Data entries:
=====
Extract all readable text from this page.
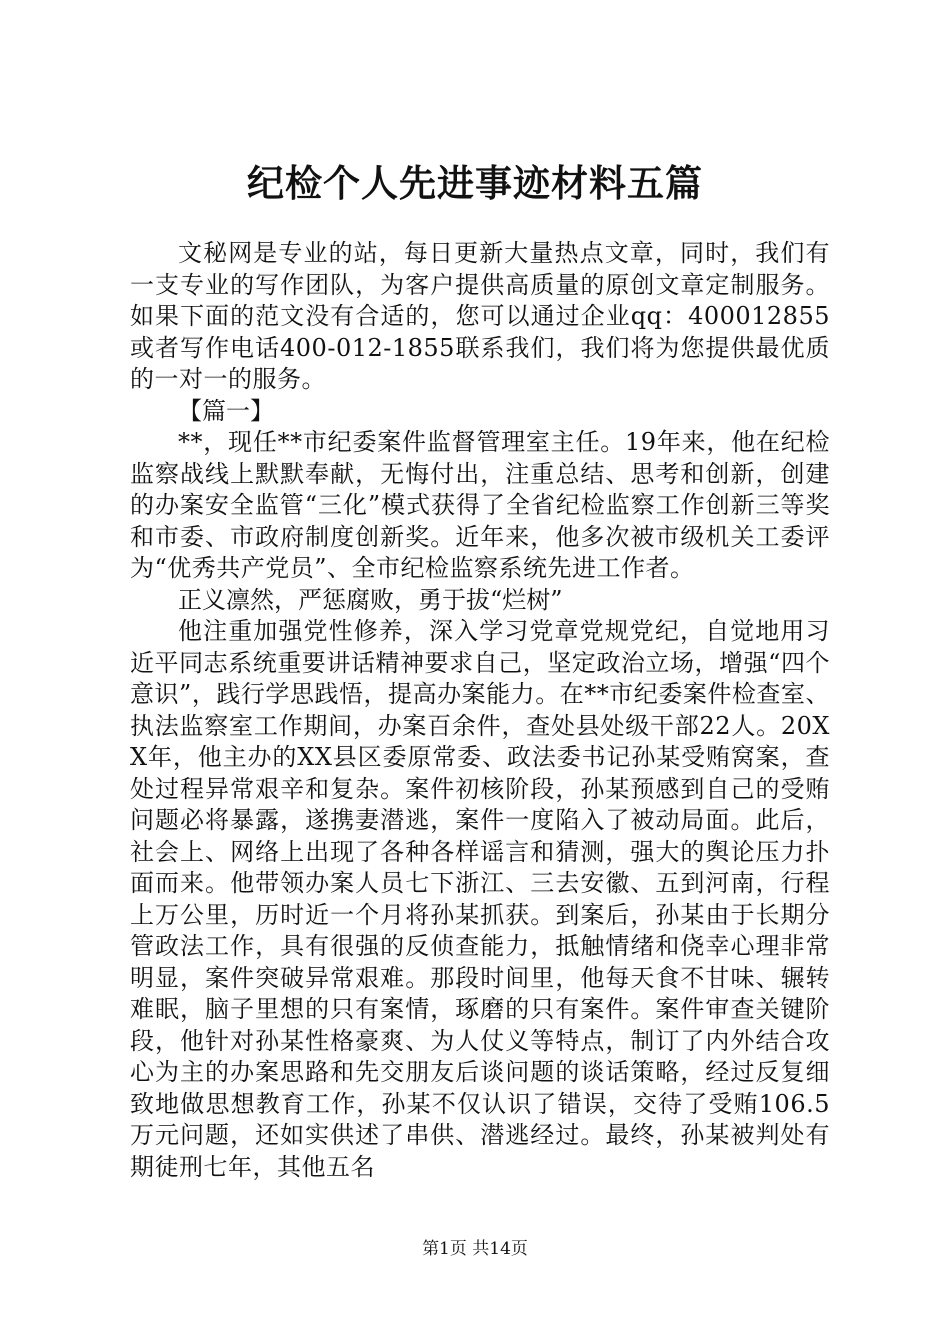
纪检个人先进事迹材料五篇

文秘网是专业的站，每日更新大量热点文章，同时，我们有一支专业的写作团队，为客户提供高质量的原创文章定制服务。如果下面的范文没有合适的，您可以通过企业qq：400012855或者写作电话400-012-1855联系我们，我们将为您提供最优质的一对一的服务。

【篇一】

**，现任**市纪委案件监督管理室主任。19年来，他在纪检监察战线上默默奉献，无悔付出，注重总结、思考和创新，创建的办案安全监管“三化”模式获得了全省纪检监察工作创新三等奖和市委、市政府制度创新奖。近年来，他多次被市级机关工委评为“优秀共产党员”、全市纪检监察系统先进工作者。

正义凛然，严惩腐败，勇于拔“烂树”

他注重加强党性修养，深入学习党章党规党纪，自觉地用习近平同志系统重要讲话精神要求自己，坚定政治立场，增强“四个意识”，践行学思践悟，提高办案能力。在**市纪委案件检查室、执法监察室工作期间，办案百余件，查处县处级干部22人。20XX年，他主办的XX县区委原常委、政法委书记孙某受贿窝案，查处过程异常艰辛和复杂。案件初核阶段，孙某预感到自己的受贿问题必将暴露，遂携妻潜逃，案件一度陷入了被动局面。此后，社会上、网络上出现了各种各样谣言和猜测，强大的舆论压力扑面而来。他带领办案人员七下浙江、三去安徽、五到河南，行程上万公里，历时近一个月将孙某抓获。到案后，孙某由于长期分管政法工作，具有很强的反侦查能力，抵触情绪和侥幸心理非常明显，案件突破异常艰难。那段时间里，他每天食不甘味、辗转难眠，脑子里想的只有案情，琢磨的只有案件。案件审查关键阶段，他针对孙某性格豪爽、为人仗义等特点，制订了内外结合攻心为主的办案思路和先交朋友后谈问题的谈话策略，经过反复细致地做思想教育工作，孙某不仅认识了错误，交待了受贿106.5万元问题，还如实供述了串供、潜逃经过。最终，孙某被判处有期徒刑七年，其他五名

第1页 共14页
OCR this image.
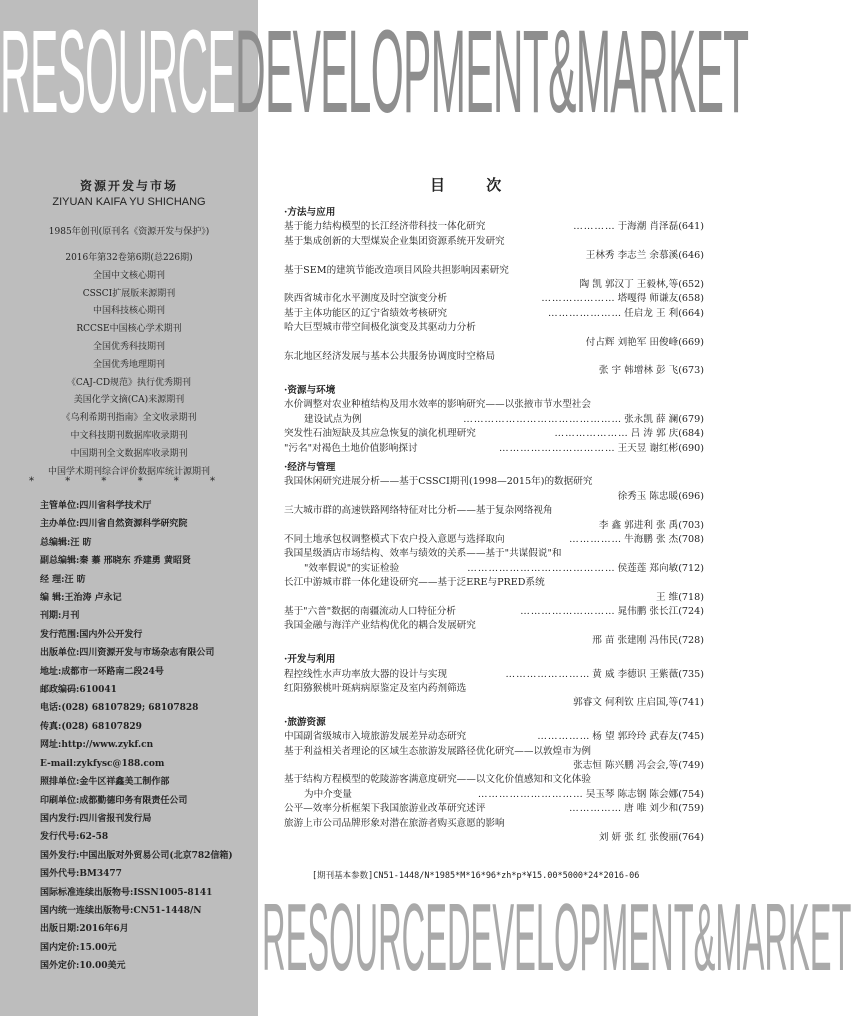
RESOURCEDEVELOPMENT&MARKET
资源开发与市场
ZIYUAN KAIFA YU SHICHANG
1985年创刊(原刊名《资源开发与保护》)
2016年第32卷第6期(总226期)
全国中文核心期刊
CSSCI扩展版来源期刊
中国科技核心期刊
RCCSE中国核心学术期刊
全国优秀科技期刊
全国优秀地理期刊
《CAJ-CD规范》执行优秀期刊
美国化学文摘(CA)来源期刊
《乌利希期刊指南》全文收录期刊
中文科技期刊数据库收录期刊
中国期刊全文数据库收录期刊
中国学术期刊综合评价数据库统计源期刊
* * * * * *
主管单位:四川省科学技术厅
主办单位:四川省自然资源科学研究院
总编辑:汪 昉
副总编辑:秦 蓁 邢晓东 乔建勇 黄昭贤
经 理:汪 昉
编 辑:王治涛 卢永记
刊期:月刊
发行范围:国内外公开发行
出版单位:四川资源开发与市场杂志有限公司
地址:成都市一环路南二段24号
邮政编码:610041
电话:(028) 68107829; 68107828
传真:(028) 68107829
网址:http://www.zykf.cn
E-mail:zykfysc@188.com
照排单位:金牛区祥鑫美工制作部
印刷单位:成都勤德印务有限责任公司
国内发行:四川省报刊发行局
发行代号:62-58
国外发行:中国出版对外贸易公司(北京782信箱)
国外代号:BM3477
国际标准连续出版物号:ISSN1005-8141
国内统一连续出版物号:CN51-1448/N
出版日期:2016年6月
国内定价:15.00元
国外定价:10.00美元
目 次
·方法与应用
基于能力结构模型的长江经济带科技一体化研究	………… 于海潮 肖泽磊(641)
基于集成创新的大型煤炭企业集团资源系统开发研究
王林秀 李志兰 余慕溪(646)
基于SEM的建筑节能改造项目风险共担影响因素研究
陶 凯 郭汉丁 王毅林,等(652)
陕西省城市化水平测度及时空演变分析	………………… 塔嘎得 师谦友(658)
基于主体功能区的辽宁省绩效考核研究	………………… 任启龙 王 利(664)
哈大巨型城市带空间极化演变及其驱动力分析
付占辉 刘艳军 田俊峰(669)
东北地区经济发展与基本公共服务协调度时空格局
张 宇 韩增林 彭 飞(673)
·资源与环境
水价调整对农业种植结构及用水效率的影响研究——以张掖市节水型社会
建设试点为例	……………………………………… 张永凯 薛 澜(679)
突发性石油短缺及其应急恢复的演化机理研究	………………… 吕 涛 郭 庆(684)
"污名"对褐色土地价值影响探讨	…………………………… 王天昱 谢红彬(690)
·经济与管理
我国休闲研究进展分析——基于CSSCI期刊(1998—2015年)的数据研究
徐秀玉 陈忠暖(696)
三大城市群的高速铁路网络特征对比分析——基于复杂网络视角
李 鑫 郭进利 张 禹(703)
不同土地承包权调整模式下农户投入意愿与选择取向	…………… 牛海鹏 张 杰(708)
我国星级酒店市场结构、效率与绩效的关系——基于"共谋假说"和
"效率假说"的实证检验	…………………………………… 侯莲莲 郑向敏(712)
长江中游城市群一体化建设研究——基于泛ERE与PRED系统
王 维(718)
基于"六普"数据的南疆流动人口特征分析	……………………… 晁伟鹏 张长江(724)
我国金融与海洋产业结构优化的耦合发展研究
邢 苗 张建刚 冯伟民(728)
·开发与利用
程控线性水声功率放大器的设计与实现	…………………… 黄 威 李德识 王紫薇(735)
红阳猕猴桃叶斑病病原鉴定及室内药剂筛选
郭睿文 何利钦 庄启国,等(741)
·旅游资源
中国副省级城市入境旅游发展差异动态研究	…………… 杨 望 郭玲玲 武春友(745)
基于利益相关者理论的区域生态旅游发展路径优化研究——以敦煌市为例
张志恒 陈兴鹏 冯会会,等(749)
基于结构方程模型的乾陵游客满意度研究——以文化价值感知和文化体验
为中介变量	………………………… 吴玉琴 陈志钢 陈会娜(754)
公平—效率分析框架下我国旅游业改革研究述评	…………… 唐 唯 刘少和(759)
旅游上市公司品牌形象对潜在旅游者购买意愿的影响
刘 妍 张 红 张俊丽(764)
[期刊基本参数]CN51-1448/N*1985*M*16*96*zh*p*¥15.00*5000*24*2016-06
RESOURCEDEVELOPMENT&MARKET
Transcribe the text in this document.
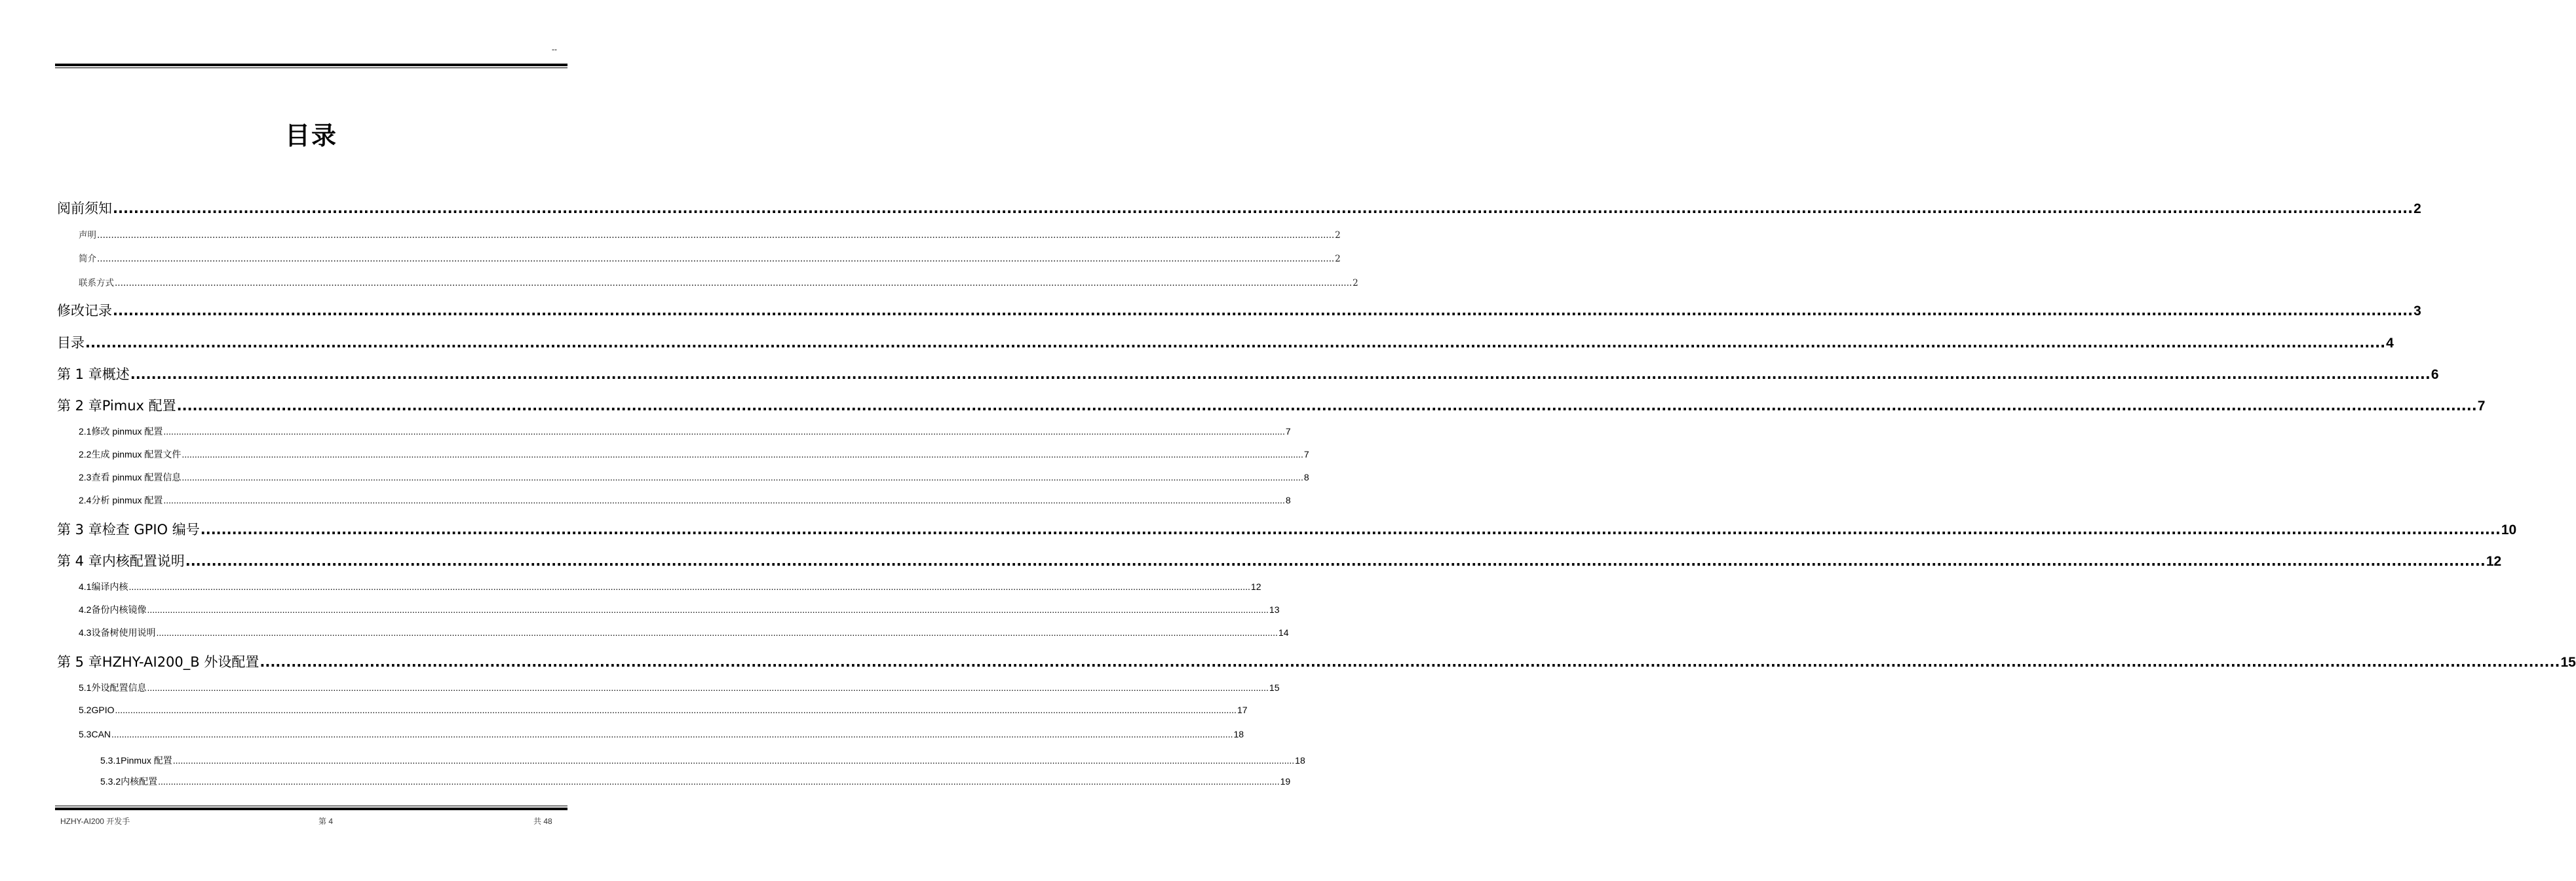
--
目录
阅前须知 .....	2
声明 .....	2
简介 .....	2
联系方式 .....	2
修改记录 .....	3
目录 .....	4
第 1 章 概述 .....	6
第 2 章 Pimux 配置 .....	7
2.1 修改 pinmux 配置 .....	7
2.2 生成 pinmux 配置文件 .....	7
2.3 查看 pinmux 配置信息 .....	8
2.4 分析 pinmux 配置 .....	8
第 3 章 检查 GPIO 编号 .....	10
第 4 章 内核配置说明 .....	12
4.1 编译内核 .....	12
4.2 备份内核镜像 .....	13
4.3 设备树使用说明 .....	14
第 5 章 HZHY-AI200_B 外设配置 .....	15
5.1 外设配置信息 .....	15
5.2 GPIO .....	17
5.3 CAN .....	18
5.3.1 Pinmux 配置 .....	18
5.3.2 内核配置 .....	19
HZHY-AI200 开发手	第 4	共 48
=====
* **Exercise**
Extract each line holding the string "HZHY".

* **Result of the task**
第 5 章 HZHY-AI200_B 外设配置 .....	15
HZHY-AI200 开发手	第 4	共 48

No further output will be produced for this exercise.